EXERCISE DESCRIPTION: Reproduce every line of the listing as written, apart from the pictures.

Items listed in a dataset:
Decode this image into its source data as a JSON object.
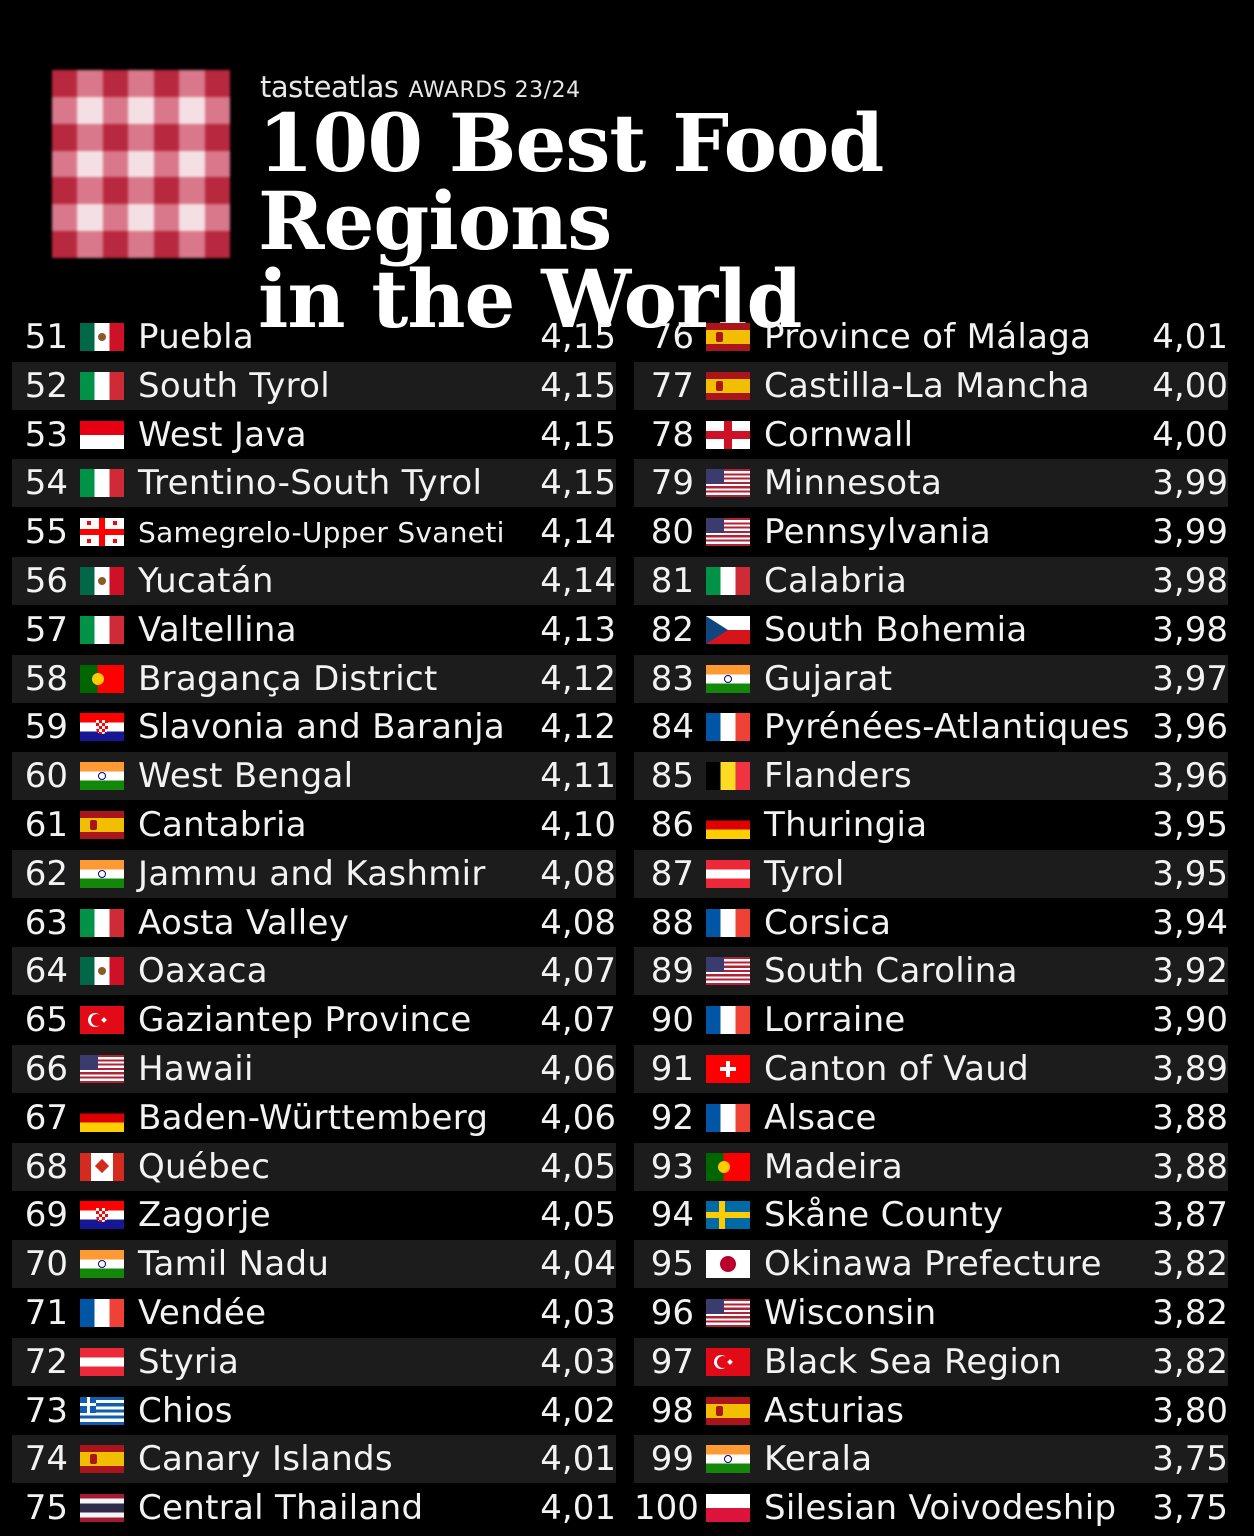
{
  "header": {
    "brand": "tasteatlas",
    "awards": "AWARDS 23/24",
    "title_line1": "100 Best Food Regions",
    "title_line2": "in the World"
  },
  "rankings": [
    {
      "rank": "51",
      "flag": "mexico",
      "region": "Puebla",
      "score": "4,15"
    },
    {
      "rank": "52",
      "flag": "italy",
      "region": "South Tyrol",
      "score": "4,15"
    },
    {
      "rank": "53",
      "flag": "indonesia",
      "region": "West Java",
      "score": "4,15"
    },
    {
      "rank": "54",
      "flag": "italy",
      "region": "Trentino-South Tyrol",
      "score": "4,15"
    },
    {
      "rank": "55",
      "flag": "georgia",
      "region": "Samegrelo-Upper Svaneti",
      "score": "4,14"
    },
    {
      "rank": "56",
      "flag": "mexico",
      "region": "Yucatán",
      "score": "4,14"
    },
    {
      "rank": "57",
      "flag": "italy",
      "region": "Valtellina",
      "score": "4,13"
    },
    {
      "rank": "58",
      "flag": "portugal",
      "region": "Bragança District",
      "score": "4,12"
    },
    {
      "rank": "59",
      "flag": "croatia",
      "region": "Slavonia and Baranja",
      "score": "4,12"
    },
    {
      "rank": "60",
      "flag": "india",
      "region": "West Bengal",
      "score": "4,11"
    },
    {
      "rank": "61",
      "flag": "spain",
      "region": "Cantabria",
      "score": "4,10"
    },
    {
      "rank": "62",
      "flag": "india",
      "region": "Jammu and Kashmir",
      "score": "4,08"
    },
    {
      "rank": "63",
      "flag": "italy",
      "region": "Aosta Valley",
      "score": "4,08"
    },
    {
      "rank": "64",
      "flag": "mexico",
      "region": "Oaxaca",
      "score": "4,07"
    },
    {
      "rank": "65",
      "flag": "turkey",
      "region": "Gaziantep Province",
      "score": "4,07"
    },
    {
      "rank": "66",
      "flag": "usa",
      "region": "Hawaii",
      "score": "4,06"
    },
    {
      "rank": "67",
      "flag": "germany",
      "region": "Baden-Württemberg",
      "score": "4,06"
    },
    {
      "rank": "68",
      "flag": "canada",
      "region": "Québec",
      "score": "4,05"
    },
    {
      "rank": "69",
      "flag": "croatia",
      "region": "Zagorje",
      "score": "4,05"
    },
    {
      "rank": "70",
      "flag": "india",
      "region": "Tamil Nadu",
      "score": "4,04"
    },
    {
      "rank": "71",
      "flag": "france",
      "region": "Vendée",
      "score": "4,03"
    },
    {
      "rank": "72",
      "flag": "austria",
      "region": "Styria",
      "score": "4,03"
    },
    {
      "rank": "73",
      "flag": "greece",
      "region": "Chios",
      "score": "4,02"
    },
    {
      "rank": "74",
      "flag": "spain",
      "region": "Canary Islands",
      "score": "4,01"
    },
    {
      "rank": "75",
      "flag": "thailand",
      "region": "Central Thailand",
      "score": "4,01"
    },
    {
      "rank": "76",
      "flag": "spain",
      "region": "Province of Málaga",
      "score": "4,01"
    },
    {
      "rank": "77",
      "flag": "spain",
      "region": "Castilla-La Mancha",
      "score": "4,00"
    },
    {
      "rank": "78",
      "flag": "england",
      "region": "Cornwall",
      "score": "4,00"
    },
    {
      "rank": "79",
      "flag": "usa",
      "region": "Minnesota",
      "score": "3,99"
    },
    {
      "rank": "80",
      "flag": "usa",
      "region": "Pennsylvania",
      "score": "3,99"
    },
    {
      "rank": "81",
      "flag": "italy",
      "region": "Calabria",
      "score": "3,98"
    },
    {
      "rank": "82",
      "flag": "czechia",
      "region": "South Bohemia",
      "score": "3,98"
    },
    {
      "rank": "83",
      "flag": "india",
      "region": "Gujarat",
      "score": "3,97"
    },
    {
      "rank": "84",
      "flag": "france",
      "region": "Pyrénées-Atlantiques",
      "score": "3,96"
    },
    {
      "rank": "85",
      "flag": "belgium",
      "region": "Flanders",
      "score": "3,96"
    },
    {
      "rank": "86",
      "flag": "germany",
      "region": "Thuringia",
      "score": "3,95"
    },
    {
      "rank": "87",
      "flag": "austria",
      "region": "Tyrol",
      "score": "3,95"
    },
    {
      "rank": "88",
      "flag": "france",
      "region": "Corsica",
      "score": "3,94"
    },
    {
      "rank": "89",
      "flag": "usa",
      "region": "South Carolina",
      "score": "3,92"
    },
    {
      "rank": "90",
      "flag": "france",
      "region": "Lorraine",
      "score": "3,90"
    },
    {
      "rank": "91",
      "flag": "switzerland",
      "region": "Canton of Vaud",
      "score": "3,89"
    },
    {
      "rank": "92",
      "flag": "france",
      "region": "Alsace",
      "score": "3,88"
    },
    {
      "rank": "93",
      "flag": "portugal",
      "region": "Madeira",
      "score": "3,88"
    },
    {
      "rank": "94",
      "flag": "sweden",
      "region": "Skåne County",
      "score": "3,87"
    },
    {
      "rank": "95",
      "flag": "japan",
      "region": "Okinawa Prefecture",
      "score": "3,82"
    },
    {
      "rank": "96",
      "flag": "usa",
      "region": "Wisconsin",
      "score": "3,82"
    },
    {
      "rank": "97",
      "flag": "turkey",
      "region": "Black Sea Region",
      "score": "3,82"
    },
    {
      "rank": "98",
      "flag": "spain",
      "region": "Asturias",
      "score": "3,80"
    },
    {
      "rank": "99",
      "flag": "india",
      "region": "Kerala",
      "score": "3,75"
    },
    {
      "rank": "100",
      "flag": "poland",
      "region": "Silesian Voivodeship",
      "score": "3,75"
    }
  ],
  "colors": {
    "background": "#000000",
    "row_alt": "#1c1c1c",
    "checker_dark": "#b8283e",
    "checker_mid": "#d9788a",
    "checker_light": "#f4e0e4"
  }
}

RESULT OF THE EXERCISE:
Decode this image into its source data as a JSON object.
{
  "header": {
    "brand": "tasteatlas",
    "awards": "AWARDS 23/24",
    "title_line1": "100 Best Food Regions",
    "title_line2": "in the World"
  },
  "rankings": [
    {
      "rank": "51",
      "flag": "mexico",
      "region": "Puebla",
      "score": "4,15"
    },
    {
      "rank": "52",
      "flag": "italy",
      "region": "South Tyrol",
      "score": "4,15"
    },
    {
      "rank": "53",
      "flag": "indonesia",
      "region": "West Java",
      "score": "4,15"
    },
    {
      "rank": "54",
      "flag": "italy",
      "region": "Trentino-South Tyrol",
      "score": "4,15"
    },
    {
      "rank": "55",
      "flag": "georgia",
      "region": "Samegrelo-Upper Svaneti",
      "score": "4,14"
    },
    {
      "rank": "56",
      "flag": "mexico",
      "region": "Yucatán",
      "score": "4,14"
    },
    {
      "rank": "57",
      "flag": "italy",
      "region": "Valtellina",
      "score": "4,13"
    },
    {
      "rank": "58",
      "flag": "portugal",
      "region": "Bragança District",
      "score": "4,12"
    },
    {
      "rank": "59",
      "flag": "croatia",
      "region": "Slavonia and Baranja",
      "score": "4,12"
    },
    {
      "rank": "60",
      "flag": "india",
      "region": "West Bengal",
      "score": "4,11"
    },
    {
      "rank": "61",
      "flag": "spain",
      "region": "Cantabria",
      "score": "4,10"
    },
    {
      "rank": "62",
      "flag": "india",
      "region": "Jammu and Kashmir",
      "score": "4,08"
    },
    {
      "rank": "63",
      "flag": "italy",
      "region": "Aosta Valley",
      "score": "4,08"
    },
    {
      "rank": "64",
      "flag": "mexico",
      "region": "Oaxaca",
      "score": "4,07"
    },
    {
      "rank": "65",
      "flag": "turkey",
      "region": "Gaziantep Province",
      "score": "4,07"
    },
    {
      "rank": "66",
      "flag": "usa",
      "region": "Hawaii",
      "score": "4,06"
    },
    {
      "rank": "67",
      "flag": "germany",
      "region": "Baden-Württemberg",
      "score": "4,06"
    },
    {
      "rank": "68",
      "flag": "canada",
      "region": "Québec",
      "score": "4,05"
    },
    {
      "rank": "69",
      "flag": "croatia",
      "region": "Zagorje",
      "score": "4,05"
    },
    {
      "rank": "70",
      "flag": "india",
      "region": "Tamil Nadu",
      "score": "4,04"
    },
    {
      "rank": "71",
      "flag": "france",
      "region": "Vendée",
      "score": "4,03"
    },
    {
      "rank": "72",
      "flag": "austria",
      "region": "Styria",
      "score": "4,03"
    },
    {
      "rank": "73",
      "flag": "greece",
      "region": "Chios",
      "score": "4,02"
    },
    {
      "rank": "74",
      "flag": "spain",
      "region": "Canary Islands",
      "score": "4,01"
    },
    {
      "rank": "75",
      "flag": "thailand",
      "region": "Central Thailand",
      "score": "4,01"
    },
    {
      "rank": "76",
      "flag": "spain",
      "region": "Province of Málaga",
      "score": "4,01"
    },
    {
      "rank": "77",
      "flag": "spain",
      "region": "Castilla-La Mancha",
      "score": "4,00"
    },
    {
      "rank": "78",
      "flag": "england",
      "region": "Cornwall",
      "score": "4,00"
    },
    {
      "rank": "79",
      "flag": "usa",
      "region": "Minnesota",
      "score": "3,99"
    },
    {
      "rank": "80",
      "flag": "usa",
      "region": "Pennsylvania",
      "score": "3,99"
    },
    {
      "rank": "81",
      "flag": "italy",
      "region": "Calabria",
      "score": "3,98"
    },
    {
      "rank": "82",
      "flag": "czechia",
      "region": "South Bohemia",
      "score": "3,98"
    },
    {
      "rank": "83",
      "flag": "india",
      "region": "Gujarat",
      "score": "3,97"
    },
    {
      "rank": "84",
      "flag": "france",
      "region": "Pyrénées-Atlantiques",
      "score": "3,96"
    },
    {
      "rank": "85",
      "flag": "belgium",
      "region": "Flanders",
      "score": "3,96"
    },
    {
      "rank": "86",
      "flag": "germany",
      "region": "Thuringia",
      "score": "3,95"
    },
    {
      "rank": "87",
      "flag": "austria",
      "region": "Tyrol",
      "score": "3,95"
    },
    {
      "rank": "88",
      "flag": "france",
      "region": "Corsica",
      "score": "3,94"
    },
    {
      "rank": "89",
      "flag": "usa",
      "region": "South Carolina",
      "score": "3,92"
    },
    {
      "rank": "90",
      "flag": "france",
      "region": "Lorraine",
      "score": "3,90"
    },
    {
      "rank": "91",
      "flag": "switzerland",
      "region": "Canton of Vaud",
      "score": "3,89"
    },
    {
      "rank": "92",
      "flag": "france",
      "region": "Alsace",
      "score": "3,88"
    },
    {
      "rank": "93",
      "flag": "portugal",
      "region": "Madeira",
      "score": "3,88"
    },
    {
      "rank": "94",
      "flag": "sweden",
      "region": "Skåne County",
      "score": "3,87"
    },
    {
      "rank": "95",
      "flag": "japan",
      "region": "Okinawa Prefecture",
      "score": "3,82"
    },
    {
      "rank": "96",
      "flag": "usa",
      "region": "Wisconsin",
      "score": "3,82"
    },
    {
      "rank": "97",
      "flag": "turkey",
      "region": "Black Sea Region",
      "score": "3,82"
    },
    {
      "rank": "98",
      "flag": "spain",
      "region": "Asturias",
      "score": "3,80"
    },
    {
      "rank": "99",
      "flag": "india",
      "region": "Kerala",
      "score": "3,75"
    },
    {
      "rank": "100",
      "flag": "poland",
      "region": "Silesian Voivodeship",
      "score": "3,75"
    }
  ],
  "colors": {
    "background": "#000000",
    "row_alt": "#1c1c1c",
    "checker_dark": "#b8283e",
    "checker_mid": "#d9788a",
    "checker_light": "#f4e0e4"
  }
}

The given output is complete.